▼

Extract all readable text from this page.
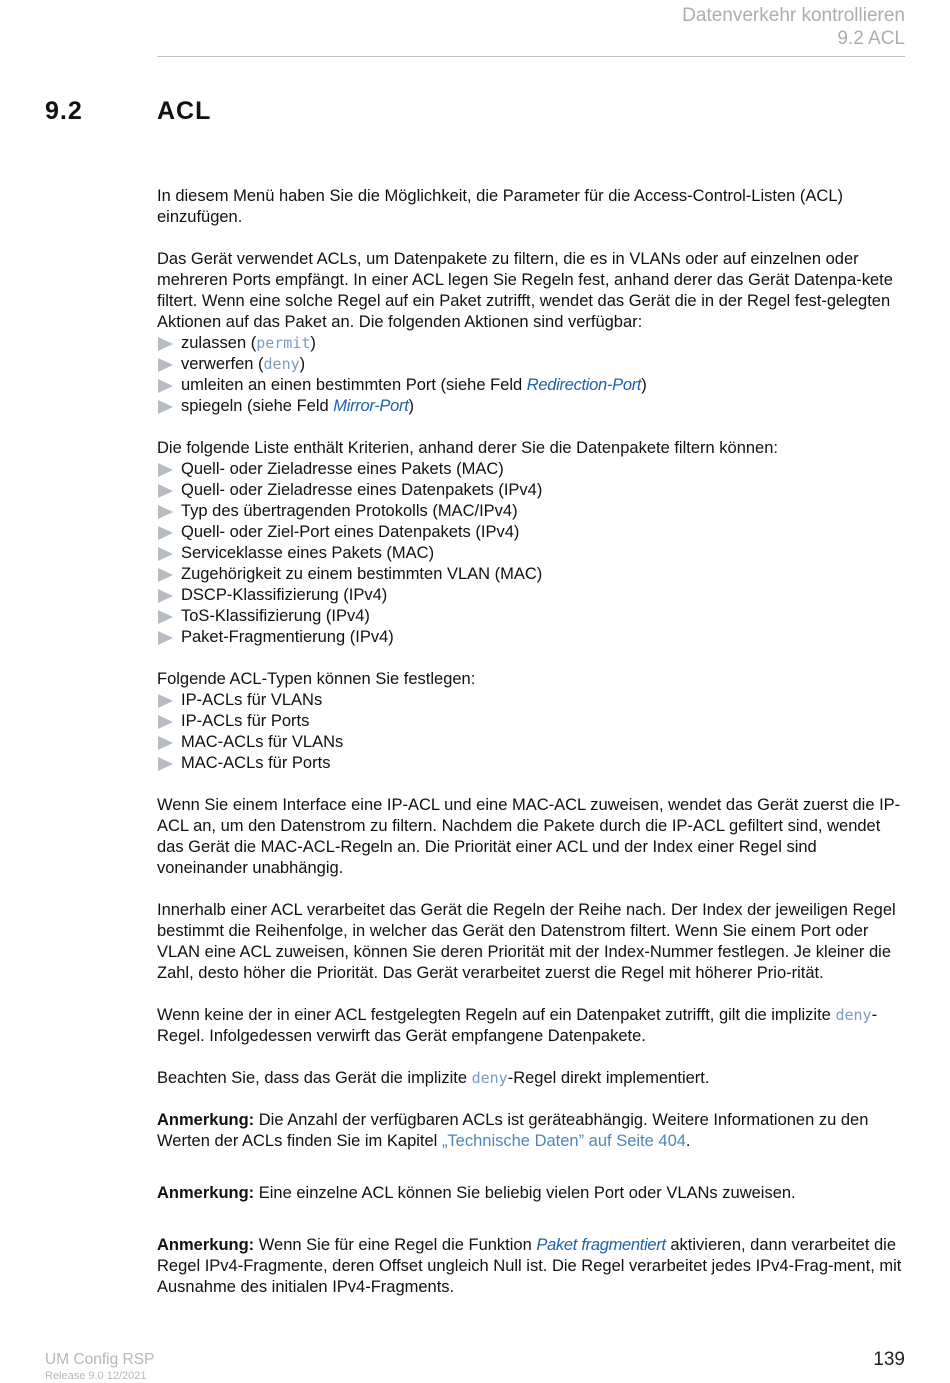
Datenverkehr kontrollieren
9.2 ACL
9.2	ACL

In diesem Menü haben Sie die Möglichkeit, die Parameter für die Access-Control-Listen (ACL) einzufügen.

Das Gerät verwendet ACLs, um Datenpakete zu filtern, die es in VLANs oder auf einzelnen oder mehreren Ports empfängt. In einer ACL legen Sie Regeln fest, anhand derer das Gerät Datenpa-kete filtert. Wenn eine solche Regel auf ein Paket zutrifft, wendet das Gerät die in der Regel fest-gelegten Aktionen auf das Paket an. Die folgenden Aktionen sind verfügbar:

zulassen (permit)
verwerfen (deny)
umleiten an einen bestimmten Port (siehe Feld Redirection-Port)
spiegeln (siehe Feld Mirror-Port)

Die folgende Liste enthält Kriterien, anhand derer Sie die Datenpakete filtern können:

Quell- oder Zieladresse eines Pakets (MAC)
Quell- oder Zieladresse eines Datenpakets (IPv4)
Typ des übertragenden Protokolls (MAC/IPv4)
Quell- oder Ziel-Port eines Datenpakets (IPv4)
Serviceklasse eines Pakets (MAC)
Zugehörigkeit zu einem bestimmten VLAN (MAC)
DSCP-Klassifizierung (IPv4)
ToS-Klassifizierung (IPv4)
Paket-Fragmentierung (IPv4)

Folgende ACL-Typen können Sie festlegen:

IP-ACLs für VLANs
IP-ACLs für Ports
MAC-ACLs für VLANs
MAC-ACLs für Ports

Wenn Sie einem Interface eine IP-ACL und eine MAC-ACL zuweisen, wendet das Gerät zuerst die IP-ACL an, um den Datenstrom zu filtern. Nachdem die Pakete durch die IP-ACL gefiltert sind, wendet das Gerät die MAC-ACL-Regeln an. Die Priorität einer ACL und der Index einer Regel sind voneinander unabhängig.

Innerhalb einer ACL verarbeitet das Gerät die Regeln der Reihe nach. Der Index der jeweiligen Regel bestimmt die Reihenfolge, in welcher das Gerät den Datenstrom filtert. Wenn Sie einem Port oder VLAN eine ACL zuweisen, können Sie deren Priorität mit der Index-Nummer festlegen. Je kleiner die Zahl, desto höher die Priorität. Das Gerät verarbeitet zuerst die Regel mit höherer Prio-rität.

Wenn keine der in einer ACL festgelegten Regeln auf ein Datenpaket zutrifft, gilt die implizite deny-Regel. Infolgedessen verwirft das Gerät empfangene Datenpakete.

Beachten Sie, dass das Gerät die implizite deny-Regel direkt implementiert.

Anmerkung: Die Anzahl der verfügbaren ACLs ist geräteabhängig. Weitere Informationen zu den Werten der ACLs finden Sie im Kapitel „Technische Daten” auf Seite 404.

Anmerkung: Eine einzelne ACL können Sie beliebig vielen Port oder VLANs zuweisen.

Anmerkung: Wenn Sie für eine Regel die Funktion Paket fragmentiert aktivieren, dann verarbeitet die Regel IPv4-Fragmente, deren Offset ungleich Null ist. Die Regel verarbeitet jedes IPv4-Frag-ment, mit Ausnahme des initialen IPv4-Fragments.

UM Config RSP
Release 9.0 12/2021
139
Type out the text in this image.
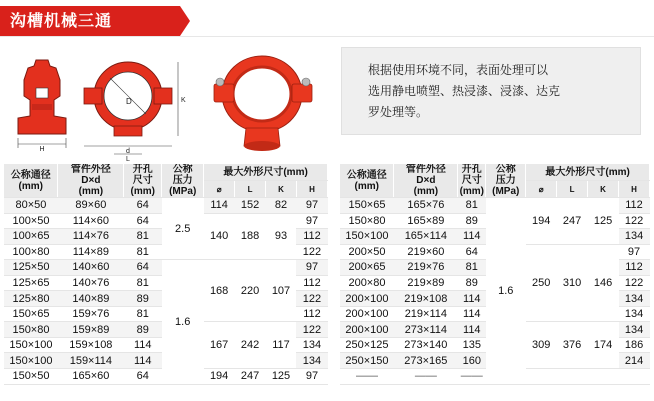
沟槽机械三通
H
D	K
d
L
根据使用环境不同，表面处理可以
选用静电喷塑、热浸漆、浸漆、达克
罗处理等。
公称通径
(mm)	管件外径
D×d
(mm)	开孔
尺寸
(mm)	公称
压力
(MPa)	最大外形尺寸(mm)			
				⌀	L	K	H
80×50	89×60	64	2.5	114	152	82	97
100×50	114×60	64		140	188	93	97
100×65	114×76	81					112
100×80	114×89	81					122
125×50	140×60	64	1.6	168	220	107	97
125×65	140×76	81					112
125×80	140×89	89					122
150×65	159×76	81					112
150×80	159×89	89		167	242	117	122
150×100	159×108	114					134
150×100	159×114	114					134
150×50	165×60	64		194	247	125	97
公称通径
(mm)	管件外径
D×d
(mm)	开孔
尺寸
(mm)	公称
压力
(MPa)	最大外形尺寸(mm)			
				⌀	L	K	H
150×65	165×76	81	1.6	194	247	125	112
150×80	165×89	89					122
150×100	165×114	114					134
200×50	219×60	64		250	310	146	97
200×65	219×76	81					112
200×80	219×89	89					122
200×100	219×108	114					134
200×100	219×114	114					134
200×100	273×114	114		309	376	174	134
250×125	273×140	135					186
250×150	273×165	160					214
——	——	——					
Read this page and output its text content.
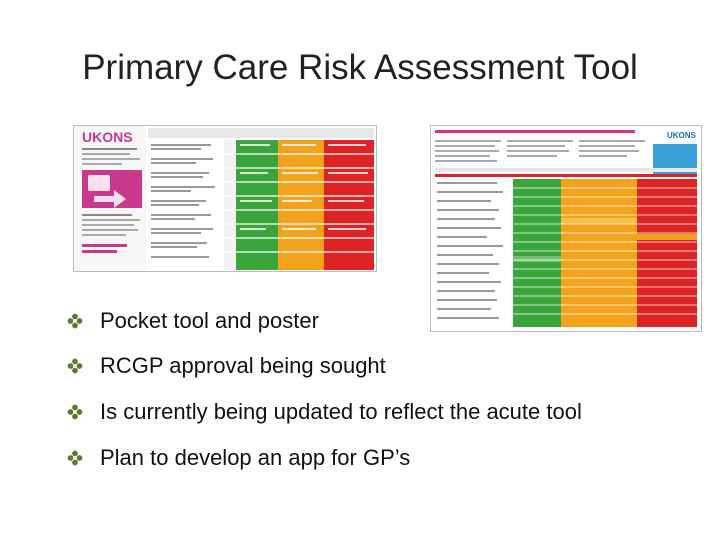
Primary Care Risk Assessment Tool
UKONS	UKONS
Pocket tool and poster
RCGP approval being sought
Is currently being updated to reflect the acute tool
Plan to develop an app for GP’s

▲
▼

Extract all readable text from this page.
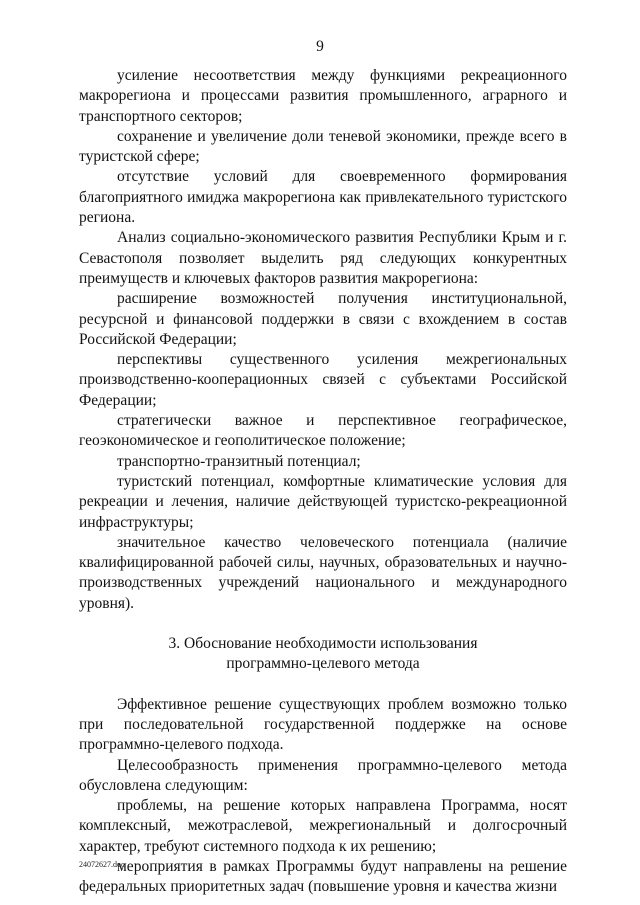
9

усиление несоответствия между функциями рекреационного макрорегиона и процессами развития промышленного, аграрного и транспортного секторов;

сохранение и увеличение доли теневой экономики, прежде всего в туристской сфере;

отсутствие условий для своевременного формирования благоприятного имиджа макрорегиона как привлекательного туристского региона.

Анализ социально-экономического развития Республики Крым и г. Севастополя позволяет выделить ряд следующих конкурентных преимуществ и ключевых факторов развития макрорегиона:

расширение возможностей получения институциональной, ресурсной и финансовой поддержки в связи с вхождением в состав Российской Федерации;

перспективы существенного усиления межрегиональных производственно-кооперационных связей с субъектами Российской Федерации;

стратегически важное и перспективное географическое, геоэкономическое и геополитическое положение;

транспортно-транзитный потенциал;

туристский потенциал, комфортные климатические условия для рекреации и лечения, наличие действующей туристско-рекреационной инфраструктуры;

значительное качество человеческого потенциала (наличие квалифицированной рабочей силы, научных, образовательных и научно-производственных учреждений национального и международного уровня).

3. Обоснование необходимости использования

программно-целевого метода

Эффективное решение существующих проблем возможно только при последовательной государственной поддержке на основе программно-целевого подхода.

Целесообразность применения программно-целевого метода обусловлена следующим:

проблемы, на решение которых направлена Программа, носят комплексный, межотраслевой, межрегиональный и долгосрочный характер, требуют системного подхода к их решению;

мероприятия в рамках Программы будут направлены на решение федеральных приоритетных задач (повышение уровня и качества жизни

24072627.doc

▲

- [THE PROBLEM]: Copy out each line of the records that holds the string "being".

- [EXERCISE RESULT]:
RCGP approval being sought
Is currently being updated to reflect the acute tool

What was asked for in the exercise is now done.